Direction
Leave out the pictures and return every entry exactly as it appears.
*** Information shown
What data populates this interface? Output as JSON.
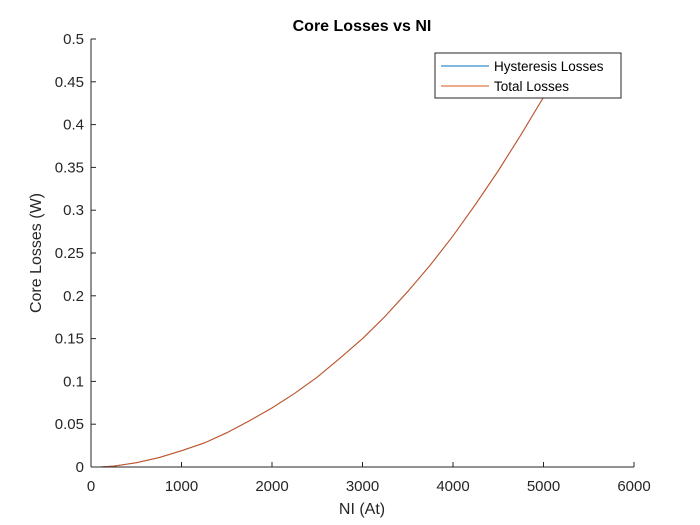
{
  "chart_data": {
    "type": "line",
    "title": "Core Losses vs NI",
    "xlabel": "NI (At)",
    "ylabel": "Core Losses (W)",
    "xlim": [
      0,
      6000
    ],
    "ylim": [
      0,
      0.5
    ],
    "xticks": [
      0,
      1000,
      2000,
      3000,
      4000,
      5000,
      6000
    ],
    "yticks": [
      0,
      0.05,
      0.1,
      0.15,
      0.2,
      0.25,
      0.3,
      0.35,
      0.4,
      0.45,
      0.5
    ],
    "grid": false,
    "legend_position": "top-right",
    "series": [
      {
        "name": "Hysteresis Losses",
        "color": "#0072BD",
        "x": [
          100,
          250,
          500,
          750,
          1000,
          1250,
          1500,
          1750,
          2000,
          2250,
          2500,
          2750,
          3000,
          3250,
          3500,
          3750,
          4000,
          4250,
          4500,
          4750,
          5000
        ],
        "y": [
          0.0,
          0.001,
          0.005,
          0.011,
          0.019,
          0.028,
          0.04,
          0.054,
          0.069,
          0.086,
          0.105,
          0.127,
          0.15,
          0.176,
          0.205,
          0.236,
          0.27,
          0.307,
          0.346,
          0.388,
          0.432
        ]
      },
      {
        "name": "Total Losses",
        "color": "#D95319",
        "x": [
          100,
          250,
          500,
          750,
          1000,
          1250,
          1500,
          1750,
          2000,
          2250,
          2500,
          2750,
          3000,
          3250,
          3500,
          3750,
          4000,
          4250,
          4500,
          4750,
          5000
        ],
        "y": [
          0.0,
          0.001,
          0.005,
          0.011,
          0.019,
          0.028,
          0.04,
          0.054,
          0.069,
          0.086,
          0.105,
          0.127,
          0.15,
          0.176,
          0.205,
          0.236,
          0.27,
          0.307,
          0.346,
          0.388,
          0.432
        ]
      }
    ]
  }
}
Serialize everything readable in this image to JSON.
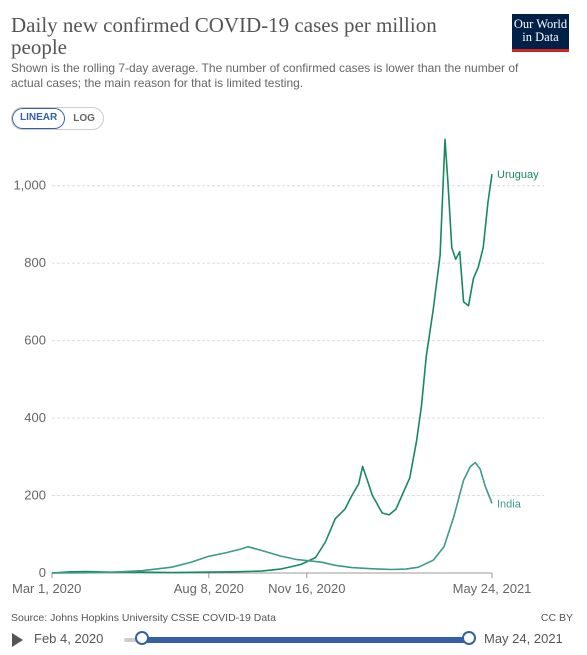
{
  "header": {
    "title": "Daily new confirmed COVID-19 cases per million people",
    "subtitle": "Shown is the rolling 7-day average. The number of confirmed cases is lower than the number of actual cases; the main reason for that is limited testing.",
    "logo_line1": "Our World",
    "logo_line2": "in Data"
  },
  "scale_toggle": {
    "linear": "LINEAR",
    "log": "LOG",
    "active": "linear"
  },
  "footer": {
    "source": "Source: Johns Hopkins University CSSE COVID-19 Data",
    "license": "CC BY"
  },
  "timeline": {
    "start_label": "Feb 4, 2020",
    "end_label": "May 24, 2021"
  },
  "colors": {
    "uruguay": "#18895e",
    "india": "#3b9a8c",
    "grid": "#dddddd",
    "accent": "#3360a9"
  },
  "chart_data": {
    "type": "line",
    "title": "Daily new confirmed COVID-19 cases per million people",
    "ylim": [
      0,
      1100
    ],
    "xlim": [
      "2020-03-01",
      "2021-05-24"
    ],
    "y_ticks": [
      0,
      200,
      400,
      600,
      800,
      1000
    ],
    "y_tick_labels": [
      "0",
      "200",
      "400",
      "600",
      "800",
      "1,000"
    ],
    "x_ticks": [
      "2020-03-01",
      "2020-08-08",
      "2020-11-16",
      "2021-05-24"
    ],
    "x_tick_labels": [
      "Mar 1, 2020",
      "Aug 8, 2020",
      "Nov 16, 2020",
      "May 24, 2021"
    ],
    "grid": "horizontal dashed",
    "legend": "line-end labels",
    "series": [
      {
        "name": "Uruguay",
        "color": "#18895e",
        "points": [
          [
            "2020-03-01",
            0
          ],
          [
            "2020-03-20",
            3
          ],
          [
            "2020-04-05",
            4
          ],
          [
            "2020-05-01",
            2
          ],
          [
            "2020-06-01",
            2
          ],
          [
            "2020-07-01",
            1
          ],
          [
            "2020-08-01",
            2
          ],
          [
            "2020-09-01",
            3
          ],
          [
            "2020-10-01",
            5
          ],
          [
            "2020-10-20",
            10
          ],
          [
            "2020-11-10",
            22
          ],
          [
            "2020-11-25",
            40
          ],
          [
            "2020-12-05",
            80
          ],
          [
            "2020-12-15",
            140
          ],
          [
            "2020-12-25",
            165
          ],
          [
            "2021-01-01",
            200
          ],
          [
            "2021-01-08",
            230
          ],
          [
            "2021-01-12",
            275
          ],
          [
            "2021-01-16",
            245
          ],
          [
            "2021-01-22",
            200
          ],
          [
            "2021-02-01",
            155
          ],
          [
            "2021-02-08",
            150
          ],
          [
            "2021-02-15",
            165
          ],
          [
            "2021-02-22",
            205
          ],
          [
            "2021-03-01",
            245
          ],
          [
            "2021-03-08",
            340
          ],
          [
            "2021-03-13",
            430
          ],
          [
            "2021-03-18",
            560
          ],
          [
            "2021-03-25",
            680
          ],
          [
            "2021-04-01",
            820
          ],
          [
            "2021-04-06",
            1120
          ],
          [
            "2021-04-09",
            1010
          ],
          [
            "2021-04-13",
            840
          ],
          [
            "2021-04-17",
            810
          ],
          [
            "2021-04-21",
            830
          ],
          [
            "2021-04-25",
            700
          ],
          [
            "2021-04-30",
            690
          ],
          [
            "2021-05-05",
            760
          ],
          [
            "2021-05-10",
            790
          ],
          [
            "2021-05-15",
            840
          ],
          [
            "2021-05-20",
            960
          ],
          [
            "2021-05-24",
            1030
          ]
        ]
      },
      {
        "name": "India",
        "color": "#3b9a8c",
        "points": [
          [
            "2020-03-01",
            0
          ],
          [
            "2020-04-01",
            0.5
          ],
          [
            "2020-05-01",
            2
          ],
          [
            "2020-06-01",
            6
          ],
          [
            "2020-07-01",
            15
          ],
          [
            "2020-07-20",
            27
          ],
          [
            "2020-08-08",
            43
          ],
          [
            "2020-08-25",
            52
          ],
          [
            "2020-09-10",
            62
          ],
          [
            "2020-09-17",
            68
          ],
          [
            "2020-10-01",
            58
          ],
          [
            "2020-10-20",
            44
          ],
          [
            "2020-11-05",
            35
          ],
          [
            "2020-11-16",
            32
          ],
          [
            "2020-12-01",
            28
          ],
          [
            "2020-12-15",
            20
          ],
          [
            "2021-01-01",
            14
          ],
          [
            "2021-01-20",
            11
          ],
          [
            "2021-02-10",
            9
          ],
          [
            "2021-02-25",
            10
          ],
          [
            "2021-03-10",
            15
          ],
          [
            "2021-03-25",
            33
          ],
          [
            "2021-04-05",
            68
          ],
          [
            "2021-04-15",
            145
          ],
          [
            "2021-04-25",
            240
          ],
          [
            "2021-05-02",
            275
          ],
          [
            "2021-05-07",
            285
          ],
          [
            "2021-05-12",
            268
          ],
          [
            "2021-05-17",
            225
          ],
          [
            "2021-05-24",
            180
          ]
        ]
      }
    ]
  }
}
******
Solution
What data populates this interface? Output as JSON.
{
  "chart_data": {
    "type": "line",
    "title": "Core Losses vs NI",
    "xlabel": "NI (At)",
    "ylabel": "Core Losses (W)",
    "xlim": [
      0,
      6000
    ],
    "ylim": [
      0,
      0.5
    ],
    "xticks": [
      0,
      1000,
      2000,
      3000,
      4000,
      5000,
      6000
    ],
    "yticks": [
      0,
      0.05,
      0.1,
      0.15,
      0.2,
      0.25,
      0.3,
      0.35,
      0.4,
      0.45,
      0.5
    ],
    "grid": false,
    "legend_position": "top-right",
    "series": [
      {
        "name": "Hysteresis Losses",
        "color": "#0072BD",
        "x": [
          100,
          250,
          500,
          750,
          1000,
          1250,
          1500,
          1750,
          2000,
          2250,
          2500,
          2750,
          3000,
          3250,
          3500,
          3750,
          4000,
          4250,
          4500,
          4750,
          5000
        ],
        "y": [
          0.0,
          0.001,
          0.005,
          0.011,
          0.019,
          0.028,
          0.04,
          0.054,
          0.069,
          0.086,
          0.105,
          0.127,
          0.15,
          0.176,
          0.205,
          0.236,
          0.27,
          0.307,
          0.346,
          0.388,
          0.432
        ]
      },
      {
        "name": "Total Losses",
        "color": "#D95319",
        "x": [
          100,
          250,
          500,
          750,
          1000,
          1250,
          1500,
          1750,
          2000,
          2250,
          2500,
          2750,
          3000,
          3250,
          3500,
          3750,
          4000,
          4250,
          4500,
          4750,
          5000
        ],
        "y": [
          0.0,
          0.001,
          0.005,
          0.011,
          0.019,
          0.028,
          0.04,
          0.054,
          0.069,
          0.086,
          0.105,
          0.127,
          0.15,
          0.176,
          0.205,
          0.236,
          0.27,
          0.307,
          0.346,
          0.388,
          0.432
        ]
      }
    ]
  }
}
Serialize everything readable in this image to JSON.
{
  "header": {
    "title": "Daily new confirmed COVID-19 cases per million people",
    "subtitle": "Shown is the rolling 7-day average. The number of confirmed cases is lower than the number of actual cases; the main reason for that is limited testing.",
    "logo_line1": "Our World",
    "logo_line2": "in Data"
  },
  "scale_toggle": {
    "linear": "LINEAR",
    "log": "LOG",
    "active": "linear"
  },
  "footer": {
    "source": "Source: Johns Hopkins University CSSE COVID-19 Data",
    "license": "CC BY"
  },
  "timeline": {
    "start_label": "Feb 4, 2020",
    "end_label": "May 24, 2021"
  },
  "colors": {
    "uruguay": "#18895e",
    "india": "#3b9a8c",
    "grid": "#dddddd",
    "accent": "#3360a9"
  },
  "chart_data": {
    "type": "line",
    "title": "Daily new confirmed COVID-19 cases per million people",
    "ylim": [
      0,
      1100
    ],
    "xlim": [
      "2020-03-01",
      "2021-05-24"
    ],
    "y_ticks": [
      0,
      200,
      400,
      600,
      800,
      1000
    ],
    "y_tick_labels": [
      "0",
      "200",
      "400",
      "600",
      "800",
      "1,000"
    ],
    "x_ticks": [
      "2020-03-01",
      "2020-08-08",
      "2020-11-16",
      "2021-05-24"
    ],
    "x_tick_labels": [
      "Mar 1, 2020",
      "Aug 8, 2020",
      "Nov 16, 2020",
      "May 24, 2021"
    ],
    "grid": "horizontal dashed",
    "legend": "line-end labels",
    "series": [
      {
        "name": "Uruguay",
        "color": "#18895e",
        "points": [
          [
            "2020-03-01",
            0
          ],
          [
            "2020-03-20",
            3
          ],
          [
            "2020-04-05",
            4
          ],
          [
            "2020-05-01",
            2
          ],
          [
            "2020-06-01",
            2
          ],
          [
            "2020-07-01",
            1
          ],
          [
            "2020-08-01",
            2
          ],
          [
            "2020-09-01",
            3
          ],
          [
            "2020-10-01",
            5
          ],
          [
            "2020-10-20",
            10
          ],
          [
            "2020-11-10",
            22
          ],
          [
            "2020-11-25",
            40
          ],
          [
            "2020-12-05",
            80
          ],
          [
            "2020-12-15",
            140
          ],
          [
            "2020-12-25",
            165
          ],
          [
            "2021-01-01",
            200
          ],
          [
            "2021-01-08",
            230
          ],
          [
            "2021-01-12",
            275
          ],
          [
            "2021-01-16",
            245
          ],
          [
            "2021-01-22",
            200
          ],
          [
            "2021-02-01",
            155
          ],
          [
            "2021-02-08",
            150
          ],
          [
            "2021-02-15",
            165
          ],
          [
            "2021-02-22",
            205
          ],
          [
            "2021-03-01",
            245
          ],
          [
            "2021-03-08",
            340
          ],
          [
            "2021-03-13",
            430
          ],
          [
            "2021-03-18",
            560
          ],
          [
            "2021-03-25",
            680
          ],
          [
            "2021-04-01",
            820
          ],
          [
            "2021-04-06",
            1120
          ],
          [
            "2021-04-09",
            1010
          ],
          [
            "2021-04-13",
            840
          ],
          [
            "2021-04-17",
            810
          ],
          [
            "2021-04-21",
            830
          ],
          [
            "2021-04-25",
            700
          ],
          [
            "2021-04-30",
            690
          ],
          [
            "2021-05-05",
            760
          ],
          [
            "2021-05-10",
            790
          ],
          [
            "2021-05-15",
            840
          ],
          [
            "2021-05-20",
            960
          ],
          [
            "2021-05-24",
            1030
          ]
        ]
      },
      {
        "name": "India",
        "color": "#3b9a8c",
        "points": [
          [
            "2020-03-01",
            0
          ],
          [
            "2020-04-01",
            0.5
          ],
          [
            "2020-05-01",
            2
          ],
          [
            "2020-06-01",
            6
          ],
          [
            "2020-07-01",
            15
          ],
          [
            "2020-07-20",
            27
          ],
          [
            "2020-08-08",
            43
          ],
          [
            "2020-08-25",
            52
          ],
          [
            "2020-09-10",
            62
          ],
          [
            "2020-09-17",
            68
          ],
          [
            "2020-10-01",
            58
          ],
          [
            "2020-10-20",
            44
          ],
          [
            "2020-11-05",
            35
          ],
          [
            "2020-11-16",
            32
          ],
          [
            "2020-12-01",
            28
          ],
          [
            "2020-12-15",
            20
          ],
          [
            "2021-01-01",
            14
          ],
          [
            "2021-01-20",
            11
          ],
          [
            "2021-02-10",
            9
          ],
          [
            "2021-02-25",
            10
          ],
          [
            "2021-03-10",
            15
          ],
          [
            "2021-03-25",
            33
          ],
          [
            "2021-04-05",
            68
          ],
          [
            "2021-04-15",
            145
          ],
          [
            "2021-04-25",
            240
          ],
          [
            "2021-05-02",
            275
          ],
          [
            "2021-05-07",
            285
          ],
          [
            "2021-05-12",
            268
          ],
          [
            "2021-05-17",
            225
          ],
          [
            "2021-05-24",
            180
          ]
        ]
      }
    ]
  }
}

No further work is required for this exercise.